• **DO THIS**:
Leave out the pictures and repeat the data exactly.

• **RECORDED DATA**:

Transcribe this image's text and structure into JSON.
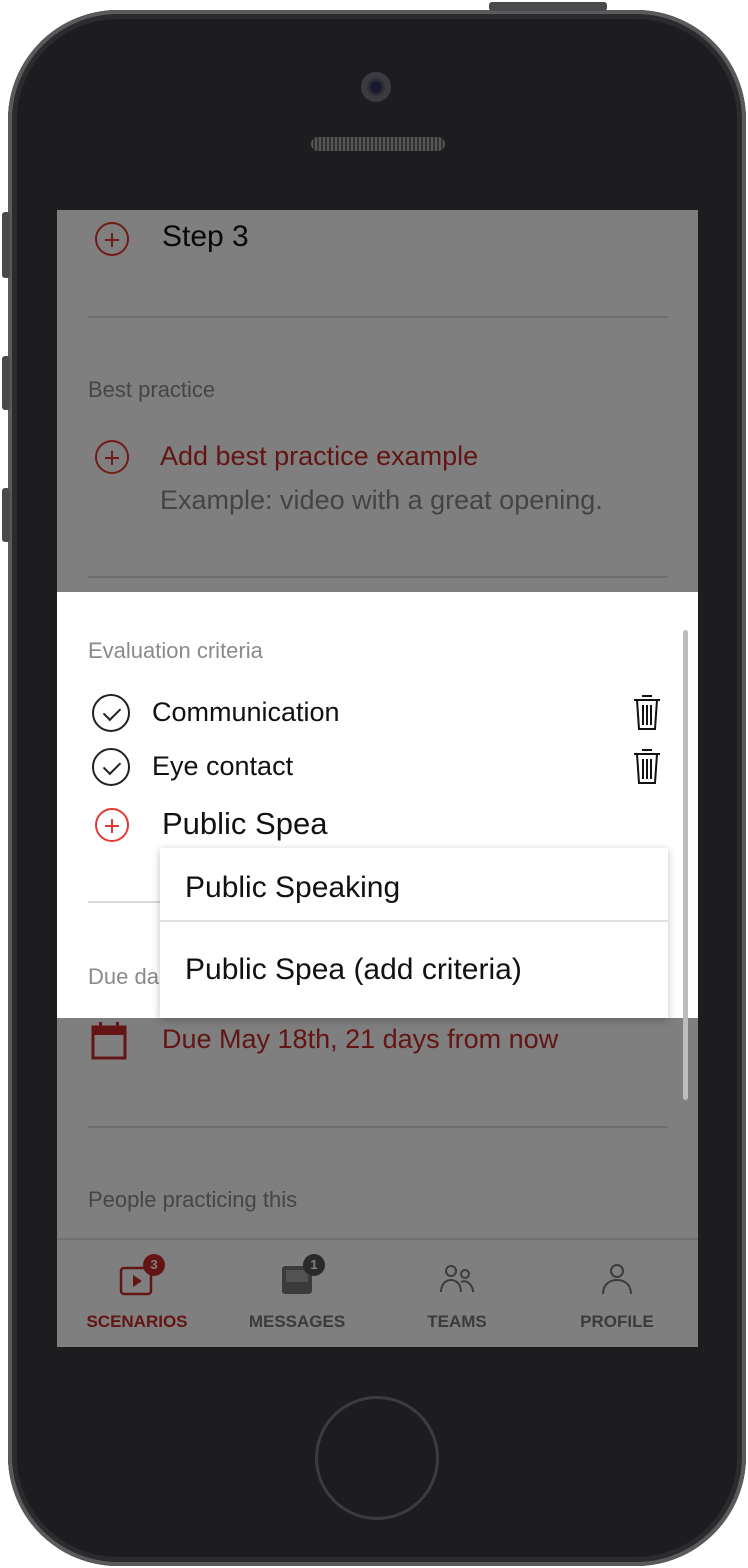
{
  "steps": {
    "step3_label": "Step 3"
  },
  "best_practice": {
    "label": "Best practice",
    "add_label": "Add best practice example",
    "hint": "Example: video with a great opening."
  },
  "evaluation": {
    "label": "Evaluation criteria",
    "criteria": [
      "Communication",
      "Eye contact"
    ],
    "input_value": "Public Spea"
  },
  "dropdown": {
    "options": [
      "Public Speaking",
      "Public Spea (add criteria)"
    ]
  },
  "due_date": {
    "label": "Due da",
    "text": "Due May 18th, 21 days from now"
  },
  "people": {
    "label": "People practicing this"
  },
  "tabs": [
    {
      "label": "SCENARIOS",
      "badge": "3",
      "icon": "scenarios-icon",
      "active": true
    },
    {
      "label": "MESSAGES",
      "badge": "1",
      "icon": "inbox-icon",
      "active": false
    },
    {
      "label": "TEAMS",
      "icon": "teams-icon",
      "active": false
    },
    {
      "label": "PROFILE",
      "icon": "profile-icon",
      "active": false
    }
  ],
  "colors": {
    "accent": "#c62828",
    "badge_scenarios": "#c62828",
    "badge_messages": "#555555"
  }
}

• **ANSWER FOR THIS EXERCISE**:
Transcribe this image's text and structure into JSON.
{
  "steps": {
    "step3_label": "Step 3"
  },
  "best_practice": {
    "label": "Best practice",
    "add_label": "Add best practice example",
    "hint": "Example: video with a great opening."
  },
  "evaluation": {
    "label": "Evaluation criteria",
    "criteria": [
      "Communication",
      "Eye contact"
    ],
    "input_value": "Public Spea"
  },
  "dropdown": {
    "options": [
      "Public Speaking",
      "Public Spea (add criteria)"
    ]
  },
  "due_date": {
    "label": "Due da",
    "text": "Due May 18th, 21 days from now"
  },
  "people": {
    "label": "People practicing this"
  },
  "tabs": [
    {
      "label": "SCENARIOS",
      "badge": "3",
      "icon": "scenarios-icon",
      "active": true
    },
    {
      "label": "MESSAGES",
      "badge": "1",
      "icon": "inbox-icon",
      "active": false
    },
    {
      "label": "TEAMS",
      "icon": "teams-icon",
      "active": false
    },
    {
      "label": "PROFILE",
      "icon": "profile-icon",
      "active": false
    }
  ],
  "colors": {
    "accent": "#c62828",
    "badge_scenarios": "#c62828",
    "badge_messages": "#555555"
  }
}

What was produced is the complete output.